## What is asked:
Transcribe every entry below word for word, but skip the pictures.

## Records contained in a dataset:
__________________________________________________

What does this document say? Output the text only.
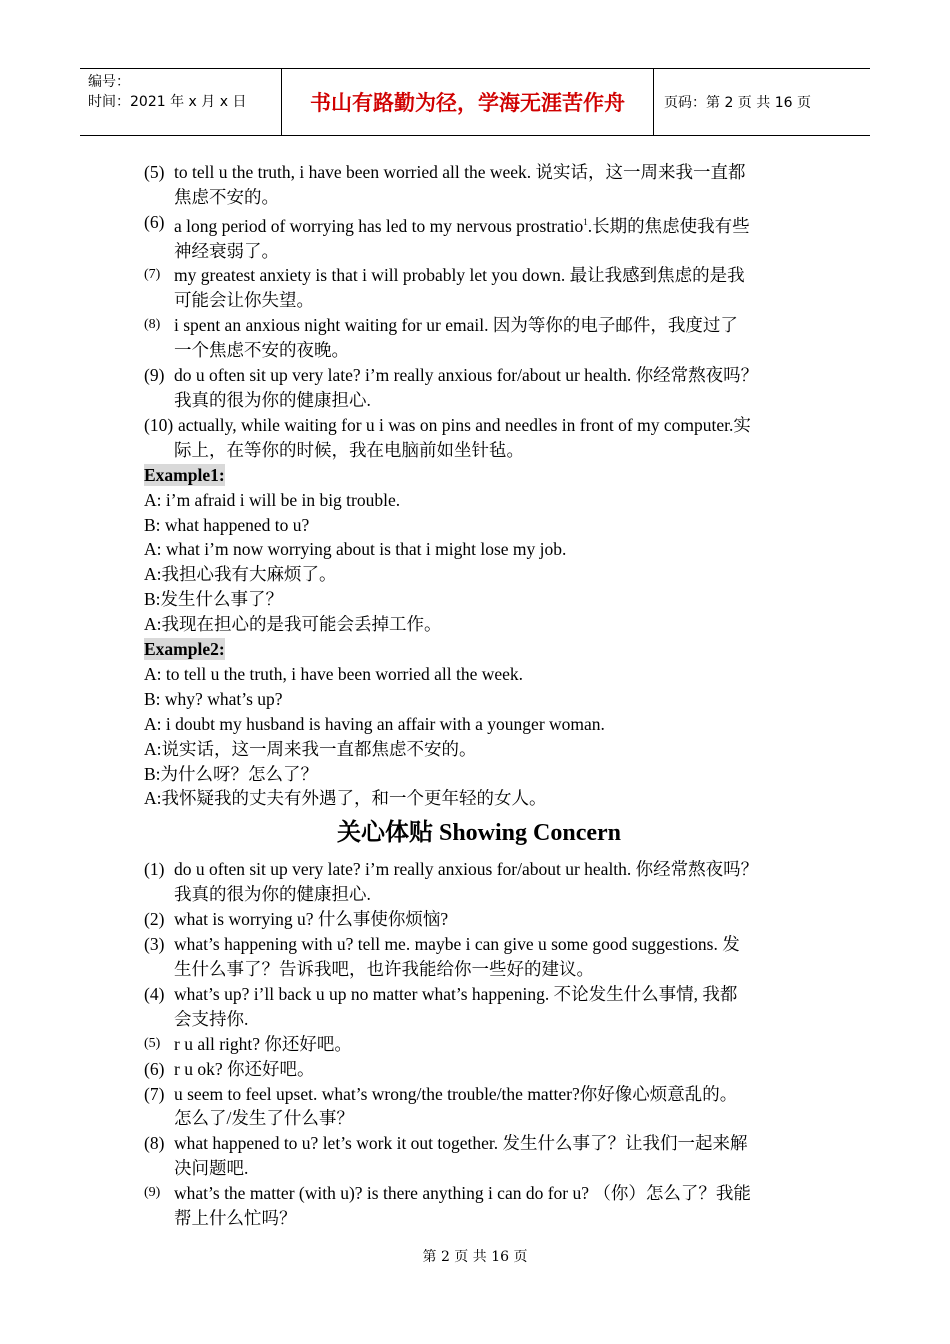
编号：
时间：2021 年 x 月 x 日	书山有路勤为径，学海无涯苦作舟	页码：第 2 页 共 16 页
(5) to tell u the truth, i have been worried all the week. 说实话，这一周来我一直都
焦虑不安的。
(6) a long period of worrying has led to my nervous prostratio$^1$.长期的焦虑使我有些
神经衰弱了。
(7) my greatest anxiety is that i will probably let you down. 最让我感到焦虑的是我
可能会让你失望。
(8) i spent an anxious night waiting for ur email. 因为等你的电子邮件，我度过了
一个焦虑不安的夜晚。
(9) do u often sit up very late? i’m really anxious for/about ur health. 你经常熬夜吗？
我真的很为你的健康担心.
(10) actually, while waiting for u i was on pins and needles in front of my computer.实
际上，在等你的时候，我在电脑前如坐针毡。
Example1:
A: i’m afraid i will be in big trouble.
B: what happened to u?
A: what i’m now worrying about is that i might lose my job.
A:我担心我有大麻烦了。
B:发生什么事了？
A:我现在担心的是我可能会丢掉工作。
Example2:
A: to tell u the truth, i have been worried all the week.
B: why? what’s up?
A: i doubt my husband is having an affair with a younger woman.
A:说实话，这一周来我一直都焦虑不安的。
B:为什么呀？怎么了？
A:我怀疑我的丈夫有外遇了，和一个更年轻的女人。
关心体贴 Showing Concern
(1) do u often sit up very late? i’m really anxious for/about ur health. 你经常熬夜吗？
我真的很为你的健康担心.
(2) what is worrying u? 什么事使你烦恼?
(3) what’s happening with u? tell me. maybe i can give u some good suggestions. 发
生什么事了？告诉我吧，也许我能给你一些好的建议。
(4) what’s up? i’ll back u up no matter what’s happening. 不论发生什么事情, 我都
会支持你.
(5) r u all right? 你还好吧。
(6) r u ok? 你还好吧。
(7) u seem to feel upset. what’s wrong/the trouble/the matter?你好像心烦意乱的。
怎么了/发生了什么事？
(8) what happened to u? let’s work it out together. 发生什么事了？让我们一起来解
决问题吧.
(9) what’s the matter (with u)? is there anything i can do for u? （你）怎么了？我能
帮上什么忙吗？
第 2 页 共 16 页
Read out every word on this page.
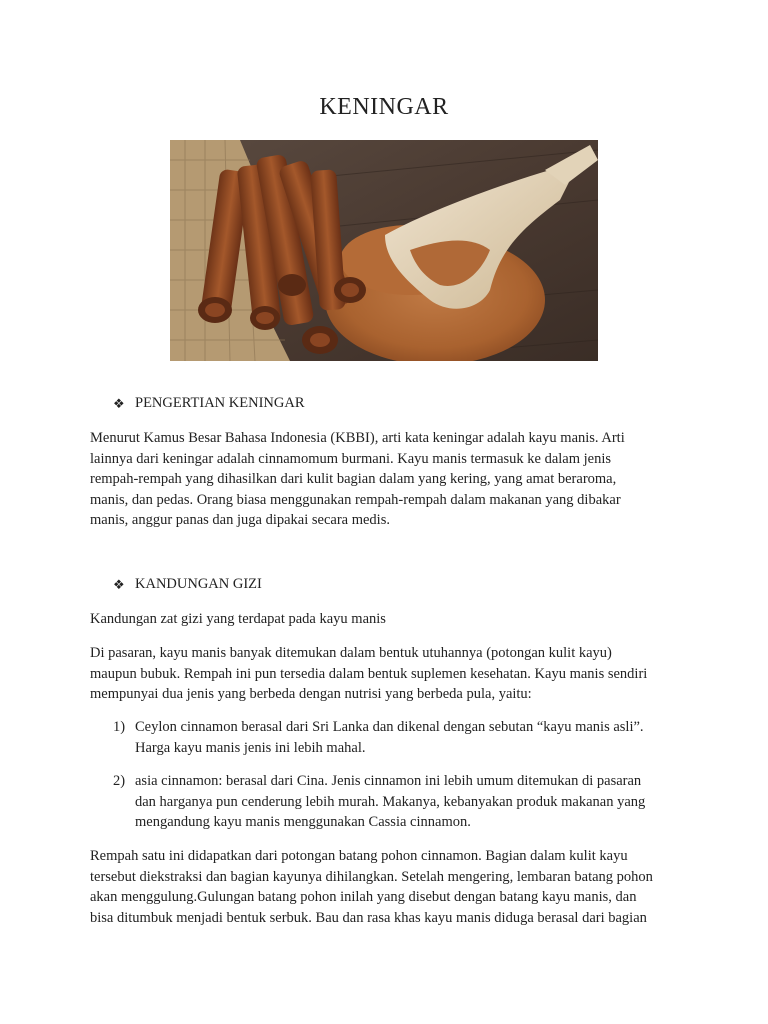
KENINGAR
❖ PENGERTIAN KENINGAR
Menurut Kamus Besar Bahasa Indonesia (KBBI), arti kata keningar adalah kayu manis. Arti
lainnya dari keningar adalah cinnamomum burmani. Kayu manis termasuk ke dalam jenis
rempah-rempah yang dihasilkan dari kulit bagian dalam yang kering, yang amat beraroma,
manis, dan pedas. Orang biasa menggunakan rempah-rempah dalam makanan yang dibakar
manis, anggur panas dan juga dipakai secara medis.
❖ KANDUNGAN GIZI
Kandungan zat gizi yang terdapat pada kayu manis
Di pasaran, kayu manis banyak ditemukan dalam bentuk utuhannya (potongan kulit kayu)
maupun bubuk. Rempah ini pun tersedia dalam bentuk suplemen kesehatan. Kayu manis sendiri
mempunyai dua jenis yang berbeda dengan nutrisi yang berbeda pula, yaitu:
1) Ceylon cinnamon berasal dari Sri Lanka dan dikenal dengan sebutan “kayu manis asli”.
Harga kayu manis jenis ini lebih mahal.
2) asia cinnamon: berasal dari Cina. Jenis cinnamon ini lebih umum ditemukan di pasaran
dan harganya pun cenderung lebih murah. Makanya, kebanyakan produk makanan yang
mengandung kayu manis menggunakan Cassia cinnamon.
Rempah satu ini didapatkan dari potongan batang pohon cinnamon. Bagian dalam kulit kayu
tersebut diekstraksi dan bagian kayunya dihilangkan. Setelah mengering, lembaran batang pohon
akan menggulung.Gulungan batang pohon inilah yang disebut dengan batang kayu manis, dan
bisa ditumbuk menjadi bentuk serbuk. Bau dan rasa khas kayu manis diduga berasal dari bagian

__________________________________________________

## In response:
What does this document say? Output the text only.
编号：
时间：2021 年 x 月 x 日	书山有路勤为径，学海无涯苦作舟	页码：第 2 页 共 16 页
(5) to tell u the truth, i have been worried all the week. 说实话，这一周来我一直都
焦虑不安的。
(6) a long period of worrying has led to my nervous prostratio$^1$.长期的焦虑使我有些
神经衰弱了。
(7) my greatest anxiety is that i will probably let you down. 最让我感到焦虑的是我
可能会让你失望。
(8) i spent an anxious night waiting for ur email. 因为等你的电子邮件，我度过了
一个焦虑不安的夜晚。
(9) do u often sit up very late? i’m really anxious for/about ur health. 你经常熬夜吗？
我真的很为你的健康担心.
(10) actually, while waiting for u i was on pins and needles in front of my computer.实
际上，在等你的时候，我在电脑前如坐针毡。
Example1:
A: i’m afraid i will be in big trouble.
B: what happened to u?
A: what i’m now worrying about is that i might lose my job.
A:我担心我有大麻烦了。
B:发生什么事了？
A:我现在担心的是我可能会丢掉工作。
Example2:
A: to tell u the truth, i have been worried all the week.
B: why? what’s up?
A: i doubt my husband is having an affair with a younger woman.
A:说实话，这一周来我一直都焦虑不安的。
B:为什么呀？怎么了？
A:我怀疑我的丈夫有外遇了，和一个更年轻的女人。
关心体贴 Showing Concern
(1) do u often sit up very late? i’m really anxious for/about ur health. 你经常熬夜吗？
我真的很为你的健康担心.
(2) what is worrying u? 什么事使你烦恼?
(3) what’s happening with u? tell me. maybe i can give u some good suggestions. 发
生什么事了？告诉我吧，也许我能给你一些好的建议。
(4) what’s up? i’ll back u up no matter what’s happening. 不论发生什么事情, 我都
会支持你.
(5) r u all right? 你还好吧。
(6) r u ok? 你还好吧。
(7) u seem to feel upset. what’s wrong/the trouble/the matter?你好像心烦意乱的。
怎么了/发生了什么事？
(8) what happened to u? let’s work it out together. 发生什么事了？让我们一起来解
决问题吧.
(9) what’s the matter (with u)? is there anything i can do for u? （你）怎么了？我能
帮上什么忙吗？
第 2 页 共 16 页
Read out every word on this page.
KENINGAR
❖ PENGERTIAN KENINGAR
Menurut Kamus Besar Bahasa Indonesia (KBBI), arti kata keningar adalah kayu manis. Arti
lainnya dari keningar adalah cinnamomum burmani. Kayu manis termasuk ke dalam jenis
rempah-rempah yang dihasilkan dari kulit bagian dalam yang kering, yang amat beraroma,
manis, dan pedas. Orang biasa menggunakan rempah-rempah dalam makanan yang dibakar
manis, anggur panas dan juga dipakai secara medis.
❖ KANDUNGAN GIZI
Kandungan zat gizi yang terdapat pada kayu manis
Di pasaran, kayu manis banyak ditemukan dalam bentuk utuhannya (potongan kulit kayu)
maupun bubuk. Rempah ini pun tersedia dalam bentuk suplemen kesehatan. Kayu manis sendiri
mempunyai dua jenis yang berbeda dengan nutrisi yang berbeda pula, yaitu:
1) Ceylon cinnamon berasal dari Sri Lanka dan dikenal dengan sebutan “kayu manis asli”.
Harga kayu manis jenis ini lebih mahal.
2) asia cinnamon: berasal dari Cina. Jenis cinnamon ini lebih umum ditemukan di pasaran
dan harganya pun cenderung lebih murah. Makanya, kebanyakan produk makanan yang
mengandung kayu manis menggunakan Cassia cinnamon.
Rempah satu ini didapatkan dari potongan batang pohon cinnamon. Bagian dalam kulit kayu
tersebut diekstraksi dan bagian kayunya dihilangkan. Setelah mengering, lembaran batang pohon
akan menggulung.Gulungan batang pohon inilah yang disebut dengan batang kayu manis, dan
bisa ditumbuk menjadi bentuk serbuk. Bau dan rasa khas kayu manis diduga berasal dari bagian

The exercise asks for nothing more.